_GOAL OF THE EXERCISE_: Transcribe every line exactly and omit anything that is a picture.
* BEGIN *
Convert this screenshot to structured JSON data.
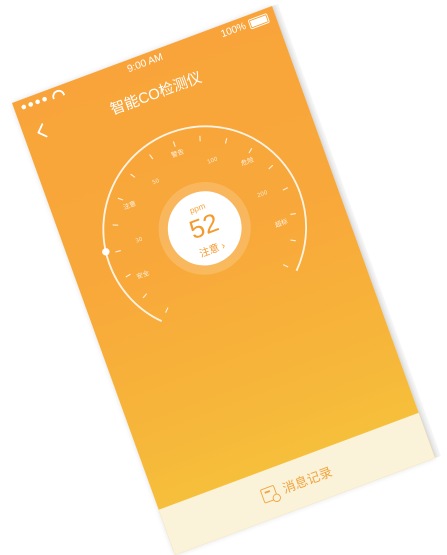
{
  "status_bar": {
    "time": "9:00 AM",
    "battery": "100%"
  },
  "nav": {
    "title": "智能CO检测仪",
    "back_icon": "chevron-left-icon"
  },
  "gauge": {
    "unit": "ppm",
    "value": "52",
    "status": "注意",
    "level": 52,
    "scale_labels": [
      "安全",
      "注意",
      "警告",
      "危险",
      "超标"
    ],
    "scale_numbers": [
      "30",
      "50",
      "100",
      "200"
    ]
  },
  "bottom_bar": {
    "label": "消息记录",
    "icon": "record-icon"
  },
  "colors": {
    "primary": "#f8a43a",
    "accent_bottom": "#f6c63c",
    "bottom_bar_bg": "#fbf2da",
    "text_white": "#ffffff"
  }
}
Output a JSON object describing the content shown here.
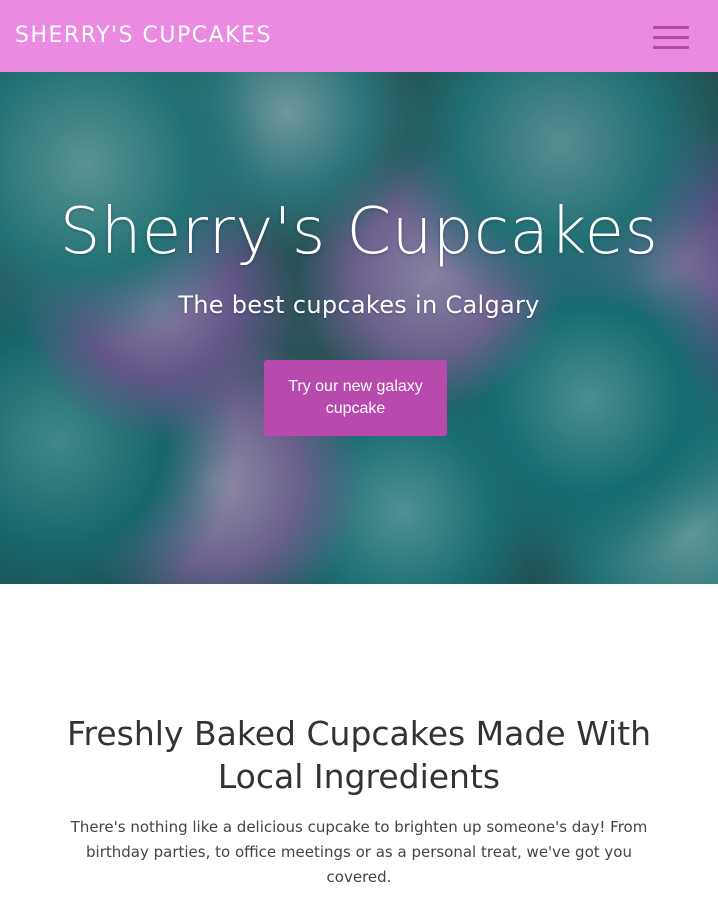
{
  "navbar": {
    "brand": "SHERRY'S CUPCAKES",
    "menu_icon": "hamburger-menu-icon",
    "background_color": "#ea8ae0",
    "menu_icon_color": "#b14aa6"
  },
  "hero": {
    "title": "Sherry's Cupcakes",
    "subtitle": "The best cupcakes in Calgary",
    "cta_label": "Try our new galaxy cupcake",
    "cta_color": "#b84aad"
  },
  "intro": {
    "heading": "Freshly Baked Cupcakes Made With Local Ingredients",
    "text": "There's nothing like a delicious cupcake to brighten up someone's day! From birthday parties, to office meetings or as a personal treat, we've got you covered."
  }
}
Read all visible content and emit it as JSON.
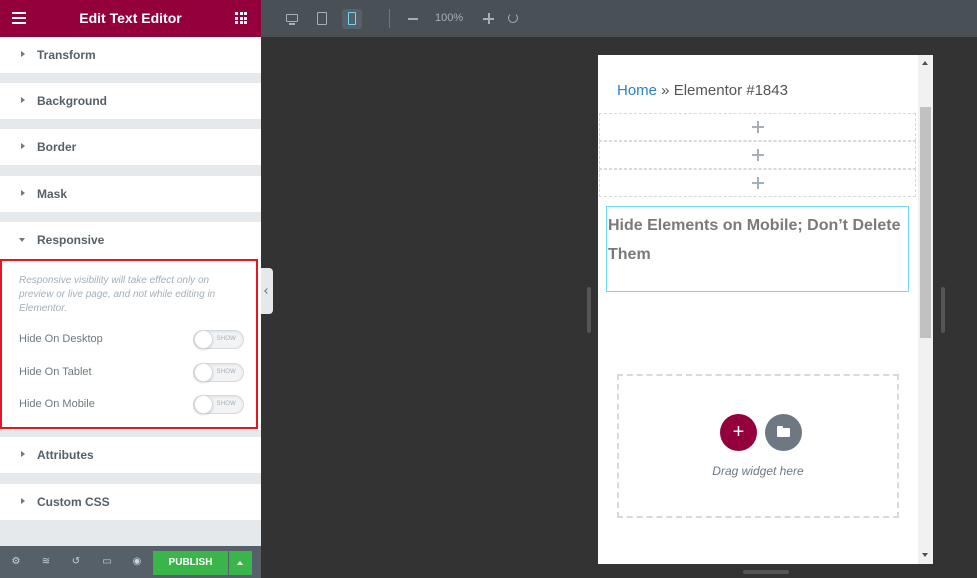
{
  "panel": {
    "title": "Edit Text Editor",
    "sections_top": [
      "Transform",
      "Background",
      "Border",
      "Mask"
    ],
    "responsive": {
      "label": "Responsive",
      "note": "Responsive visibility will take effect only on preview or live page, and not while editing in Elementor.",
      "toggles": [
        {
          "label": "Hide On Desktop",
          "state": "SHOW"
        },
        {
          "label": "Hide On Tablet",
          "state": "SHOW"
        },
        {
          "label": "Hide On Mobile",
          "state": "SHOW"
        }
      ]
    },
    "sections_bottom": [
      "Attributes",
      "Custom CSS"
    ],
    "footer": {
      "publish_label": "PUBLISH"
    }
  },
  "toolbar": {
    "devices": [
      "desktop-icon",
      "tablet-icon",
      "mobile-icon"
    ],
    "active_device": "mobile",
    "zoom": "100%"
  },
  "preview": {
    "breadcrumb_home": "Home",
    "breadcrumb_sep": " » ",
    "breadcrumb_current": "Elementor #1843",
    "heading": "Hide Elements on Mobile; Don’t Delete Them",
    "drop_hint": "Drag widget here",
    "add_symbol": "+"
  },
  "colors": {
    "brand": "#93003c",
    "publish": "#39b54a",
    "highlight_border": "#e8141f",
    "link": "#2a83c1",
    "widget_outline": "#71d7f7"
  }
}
* END *
_RESULT FOR THIS TASK_:
Convert this screenshot to structured JSON data.
{
  "status_bar": {
    "time": "9:00 AM",
    "battery": "100%"
  },
  "nav": {
    "title": "智能CO检测仪",
    "back_icon": "chevron-left-icon"
  },
  "gauge": {
    "unit": "ppm",
    "value": "52",
    "status": "注意",
    "level": 52,
    "scale_labels": [
      "安全",
      "注意",
      "警告",
      "危险",
      "超标"
    ],
    "scale_numbers": [
      "30",
      "50",
      "100",
      "200"
    ]
  },
  "bottom_bar": {
    "label": "消息记录",
    "icon": "record-icon"
  },
  "colors": {
    "primary": "#f8a43a",
    "accent_bottom": "#f6c63c",
    "bottom_bar_bg": "#fbf2da",
    "text_white": "#ffffff"
  }
}
Output a JSON object describing the content shown here.
{
  "navbar": {
    "brand": "SHERRY'S CUPCAKES",
    "menu_icon": "hamburger-menu-icon",
    "background_color": "#ea8ae0",
    "menu_icon_color": "#b14aa6"
  },
  "hero": {
    "title": "Sherry's Cupcakes",
    "subtitle": "The best cupcakes in Calgary",
    "cta_label": "Try our new galaxy cupcake",
    "cta_color": "#b84aad"
  },
  "intro": {
    "heading": "Freshly Baked Cupcakes Made With Local Ingredients",
    "text": "There's nothing like a delicious cupcake to brighten up someone's day! From birthday parties, to office meetings or as a personal treat, we've got you covered."
  }
}
Read all visible content and emit it as JSON.
{
  "panel": {
    "title": "Edit Text Editor",
    "sections_top": [
      "Transform",
      "Background",
      "Border",
      "Mask"
    ],
    "responsive": {
      "label": "Responsive",
      "note": "Responsive visibility will take effect only on preview or live page, and not while editing in Elementor.",
      "toggles": [
        {
          "label": "Hide On Desktop",
          "state": "SHOW"
        },
        {
          "label": "Hide On Tablet",
          "state": "SHOW"
        },
        {
          "label": "Hide On Mobile",
          "state": "SHOW"
        }
      ]
    },
    "sections_bottom": [
      "Attributes",
      "Custom CSS"
    ],
    "footer": {
      "publish_label": "PUBLISH"
    }
  },
  "toolbar": {
    "devices": [
      "desktop-icon",
      "tablet-icon",
      "mobile-icon"
    ],
    "active_device": "mobile",
    "zoom": "100%"
  },
  "preview": {
    "breadcrumb_home": "Home",
    "breadcrumb_sep": " » ",
    "breadcrumb_current": "Elementor #1843",
    "heading": "Hide Elements on Mobile; Don’t Delete Them",
    "drop_hint": "Drag widget here",
    "add_symbol": "+"
  },
  "colors": {
    "brand": "#93003c",
    "publish": "#39b54a",
    "highlight_border": "#e8141f",
    "link": "#2a83c1",
    "widget_outline": "#71d7f7"
  }
}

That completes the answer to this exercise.